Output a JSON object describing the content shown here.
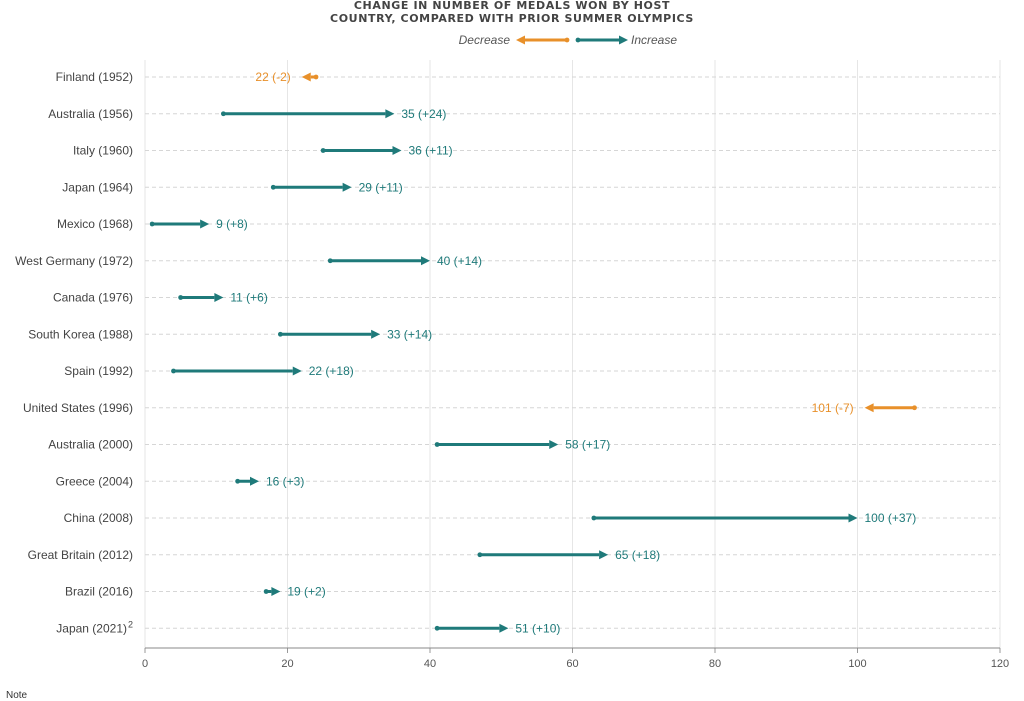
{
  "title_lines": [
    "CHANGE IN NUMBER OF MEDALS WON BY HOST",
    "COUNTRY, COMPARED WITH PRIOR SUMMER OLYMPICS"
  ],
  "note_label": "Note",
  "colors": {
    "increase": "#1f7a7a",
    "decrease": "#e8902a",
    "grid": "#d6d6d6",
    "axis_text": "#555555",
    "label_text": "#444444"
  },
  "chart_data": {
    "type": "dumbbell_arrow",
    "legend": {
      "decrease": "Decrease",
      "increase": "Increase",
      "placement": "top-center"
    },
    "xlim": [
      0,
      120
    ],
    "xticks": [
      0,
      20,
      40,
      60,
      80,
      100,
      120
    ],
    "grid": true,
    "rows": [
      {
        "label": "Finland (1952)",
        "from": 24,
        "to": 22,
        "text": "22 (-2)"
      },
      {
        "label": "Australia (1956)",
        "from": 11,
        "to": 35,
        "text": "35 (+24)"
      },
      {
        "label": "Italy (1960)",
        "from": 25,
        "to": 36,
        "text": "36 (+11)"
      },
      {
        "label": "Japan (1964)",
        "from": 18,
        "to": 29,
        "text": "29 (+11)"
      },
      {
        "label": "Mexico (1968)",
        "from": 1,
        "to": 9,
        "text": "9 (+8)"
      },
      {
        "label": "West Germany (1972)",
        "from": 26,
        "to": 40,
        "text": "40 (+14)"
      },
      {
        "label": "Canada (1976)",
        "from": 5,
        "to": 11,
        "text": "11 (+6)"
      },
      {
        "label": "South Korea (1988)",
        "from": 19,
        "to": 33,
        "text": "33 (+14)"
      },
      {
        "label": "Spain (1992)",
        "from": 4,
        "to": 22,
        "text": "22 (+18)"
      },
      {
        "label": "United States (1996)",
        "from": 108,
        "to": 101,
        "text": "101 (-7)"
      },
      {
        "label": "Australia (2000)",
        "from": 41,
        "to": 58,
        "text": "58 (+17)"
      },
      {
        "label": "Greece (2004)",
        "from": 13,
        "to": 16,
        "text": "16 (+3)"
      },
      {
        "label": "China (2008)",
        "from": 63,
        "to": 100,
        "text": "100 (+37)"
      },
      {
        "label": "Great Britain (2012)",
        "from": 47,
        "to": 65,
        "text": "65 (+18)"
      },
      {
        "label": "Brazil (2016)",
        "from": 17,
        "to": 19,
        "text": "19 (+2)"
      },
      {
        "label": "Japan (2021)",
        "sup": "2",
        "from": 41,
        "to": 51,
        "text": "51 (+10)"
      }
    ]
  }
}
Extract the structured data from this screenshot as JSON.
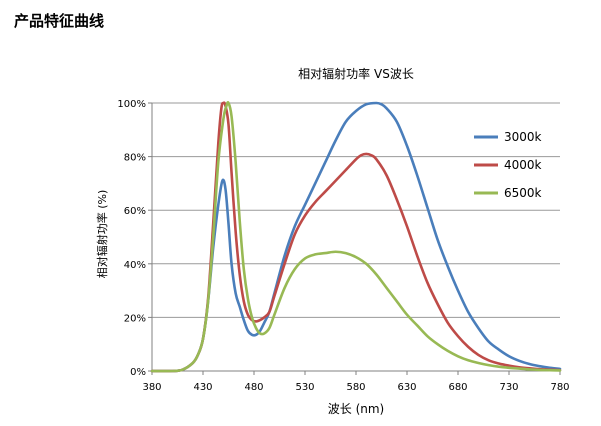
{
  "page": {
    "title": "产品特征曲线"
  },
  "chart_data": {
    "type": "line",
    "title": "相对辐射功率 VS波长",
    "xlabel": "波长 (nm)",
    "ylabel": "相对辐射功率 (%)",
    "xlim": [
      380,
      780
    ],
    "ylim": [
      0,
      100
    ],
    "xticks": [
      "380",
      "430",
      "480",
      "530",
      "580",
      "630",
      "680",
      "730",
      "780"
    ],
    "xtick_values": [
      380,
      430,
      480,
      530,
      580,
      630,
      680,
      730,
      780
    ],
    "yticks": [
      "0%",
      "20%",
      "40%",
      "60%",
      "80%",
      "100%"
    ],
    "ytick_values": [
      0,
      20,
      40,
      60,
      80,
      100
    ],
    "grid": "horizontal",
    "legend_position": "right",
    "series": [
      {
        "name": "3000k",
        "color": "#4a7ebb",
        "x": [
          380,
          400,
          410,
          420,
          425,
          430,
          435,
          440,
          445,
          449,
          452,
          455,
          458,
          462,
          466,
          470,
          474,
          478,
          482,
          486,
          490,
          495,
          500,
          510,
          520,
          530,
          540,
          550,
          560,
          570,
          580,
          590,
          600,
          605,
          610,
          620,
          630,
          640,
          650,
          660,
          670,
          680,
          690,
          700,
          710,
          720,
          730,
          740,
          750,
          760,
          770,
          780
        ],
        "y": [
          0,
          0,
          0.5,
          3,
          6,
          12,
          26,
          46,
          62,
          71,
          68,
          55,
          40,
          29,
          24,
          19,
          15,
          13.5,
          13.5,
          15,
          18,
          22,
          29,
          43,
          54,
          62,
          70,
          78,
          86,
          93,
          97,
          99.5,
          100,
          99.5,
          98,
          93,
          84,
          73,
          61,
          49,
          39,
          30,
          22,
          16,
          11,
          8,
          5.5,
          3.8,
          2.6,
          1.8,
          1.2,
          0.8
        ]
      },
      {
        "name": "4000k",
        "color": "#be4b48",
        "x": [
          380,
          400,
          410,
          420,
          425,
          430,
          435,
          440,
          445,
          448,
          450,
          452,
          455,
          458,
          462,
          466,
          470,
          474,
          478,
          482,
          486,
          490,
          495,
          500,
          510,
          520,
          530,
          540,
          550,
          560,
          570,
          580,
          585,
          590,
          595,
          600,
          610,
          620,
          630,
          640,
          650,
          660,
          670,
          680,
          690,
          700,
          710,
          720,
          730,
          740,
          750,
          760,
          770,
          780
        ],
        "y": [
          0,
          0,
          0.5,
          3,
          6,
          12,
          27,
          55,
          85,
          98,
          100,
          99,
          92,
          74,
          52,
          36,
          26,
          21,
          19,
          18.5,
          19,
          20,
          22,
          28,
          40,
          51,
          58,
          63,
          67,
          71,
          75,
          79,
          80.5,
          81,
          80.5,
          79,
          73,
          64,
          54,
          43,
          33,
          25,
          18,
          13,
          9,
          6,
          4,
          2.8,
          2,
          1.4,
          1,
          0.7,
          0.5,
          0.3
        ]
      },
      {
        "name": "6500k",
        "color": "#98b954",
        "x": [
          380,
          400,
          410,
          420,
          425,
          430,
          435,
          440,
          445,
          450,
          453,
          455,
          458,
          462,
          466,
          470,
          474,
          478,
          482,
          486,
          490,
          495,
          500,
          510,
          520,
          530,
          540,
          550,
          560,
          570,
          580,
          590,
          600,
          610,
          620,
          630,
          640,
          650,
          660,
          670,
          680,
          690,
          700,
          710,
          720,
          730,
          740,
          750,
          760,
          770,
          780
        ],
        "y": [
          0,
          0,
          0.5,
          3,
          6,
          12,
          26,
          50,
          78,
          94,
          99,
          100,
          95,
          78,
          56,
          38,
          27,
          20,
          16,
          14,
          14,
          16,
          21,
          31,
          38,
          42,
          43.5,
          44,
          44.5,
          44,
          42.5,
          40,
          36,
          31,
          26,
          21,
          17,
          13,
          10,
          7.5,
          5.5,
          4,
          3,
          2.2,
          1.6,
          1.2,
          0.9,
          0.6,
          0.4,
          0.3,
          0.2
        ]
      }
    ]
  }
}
────
--- Task ---
Above are the records; copy every line in them that holds the word "JSON".

--- Written reply ---
Output a JSON object describing the content shown here.
Extract the structured data from this screenshot as JSON.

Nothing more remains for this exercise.